## Required work
Could you write out the records below exactly as they appear?
[BEGIN Given records]
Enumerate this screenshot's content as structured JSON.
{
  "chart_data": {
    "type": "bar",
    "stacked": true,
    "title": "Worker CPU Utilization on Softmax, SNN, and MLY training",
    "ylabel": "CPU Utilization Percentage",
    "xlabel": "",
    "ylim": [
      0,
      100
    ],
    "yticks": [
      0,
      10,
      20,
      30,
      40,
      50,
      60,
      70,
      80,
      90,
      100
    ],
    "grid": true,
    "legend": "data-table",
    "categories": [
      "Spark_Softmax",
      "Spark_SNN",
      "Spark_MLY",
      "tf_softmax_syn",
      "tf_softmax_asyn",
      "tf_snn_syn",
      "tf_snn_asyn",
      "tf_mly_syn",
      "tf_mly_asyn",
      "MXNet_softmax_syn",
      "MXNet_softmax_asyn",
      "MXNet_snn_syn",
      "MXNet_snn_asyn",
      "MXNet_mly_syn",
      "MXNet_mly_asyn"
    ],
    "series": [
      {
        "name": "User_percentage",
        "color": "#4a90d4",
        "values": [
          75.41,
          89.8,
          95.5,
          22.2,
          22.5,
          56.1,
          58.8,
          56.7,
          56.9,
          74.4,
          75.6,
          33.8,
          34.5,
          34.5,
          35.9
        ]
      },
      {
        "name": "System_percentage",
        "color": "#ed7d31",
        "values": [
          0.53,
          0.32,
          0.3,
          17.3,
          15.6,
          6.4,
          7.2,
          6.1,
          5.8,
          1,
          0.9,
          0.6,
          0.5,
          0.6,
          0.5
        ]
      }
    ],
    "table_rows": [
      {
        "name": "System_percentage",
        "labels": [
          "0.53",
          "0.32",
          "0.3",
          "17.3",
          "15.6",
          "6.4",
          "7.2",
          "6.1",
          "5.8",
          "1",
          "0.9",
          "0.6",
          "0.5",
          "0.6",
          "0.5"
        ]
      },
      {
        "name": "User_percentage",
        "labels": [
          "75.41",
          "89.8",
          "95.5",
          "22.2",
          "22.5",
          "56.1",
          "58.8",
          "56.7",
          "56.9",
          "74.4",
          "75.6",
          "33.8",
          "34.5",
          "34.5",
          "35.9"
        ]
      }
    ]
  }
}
[END Given records]
## Answer for the task
Enumerate this screenshot's content as structured JSON.
{
  "chart_data": {
    "type": "bar",
    "stacked": true,
    "title": "Worker CPU Utilization on Softmax, SNN, and MLY training",
    "ylabel": "CPU Utilization Percentage",
    "xlabel": "",
    "ylim": [
      0,
      100
    ],
    "yticks": [
      0,
      10,
      20,
      30,
      40,
      50,
      60,
      70,
      80,
      90,
      100
    ],
    "grid": true,
    "legend": "data-table",
    "categories": [
      "Spark_Softmax",
      "Spark_SNN",
      "Spark_MLY",
      "tf_softmax_syn",
      "tf_softmax_asyn",
      "tf_snn_syn",
      "tf_snn_asyn",
      "tf_mly_syn",
      "tf_mly_asyn",
      "MXNet_softmax_syn",
      "MXNet_softmax_asyn",
      "MXNet_snn_syn",
      "MXNet_snn_asyn",
      "MXNet_mly_syn",
      "MXNet_mly_asyn"
    ],
    "series": [
      {
        "name": "User_percentage",
        "color": "#4a90d4",
        "values": [
          75.41,
          89.8,
          95.5,
          22.2,
          22.5,
          56.1,
          58.8,
          56.7,
          56.9,
          74.4,
          75.6,
          33.8,
          34.5,
          34.5,
          35.9
        ]
      },
      {
        "name": "System_percentage",
        "color": "#ed7d31",
        "values": [
          0.53,
          0.32,
          0.3,
          17.3,
          15.6,
          6.4,
          7.2,
          6.1,
          5.8,
          1,
          0.9,
          0.6,
          0.5,
          0.6,
          0.5
        ]
      }
    ],
    "table_rows": [
      {
        "name": "System_percentage",
        "labels": [
          "0.53",
          "0.32",
          "0.3",
          "17.3",
          "15.6",
          "6.4",
          "7.2",
          "6.1",
          "5.8",
          "1",
          "0.9",
          "0.6",
          "0.5",
          "0.6",
          "0.5"
        ]
      },
      {
        "name": "User_percentage",
        "labels": [
          "75.41",
          "89.8",
          "95.5",
          "22.2",
          "22.5",
          "56.1",
          "58.8",
          "56.7",
          "56.9",
          "74.4",
          "75.6",
          "33.8",
          "34.5",
          "34.5",
          "35.9"
        ]
      }
    ]
  }
}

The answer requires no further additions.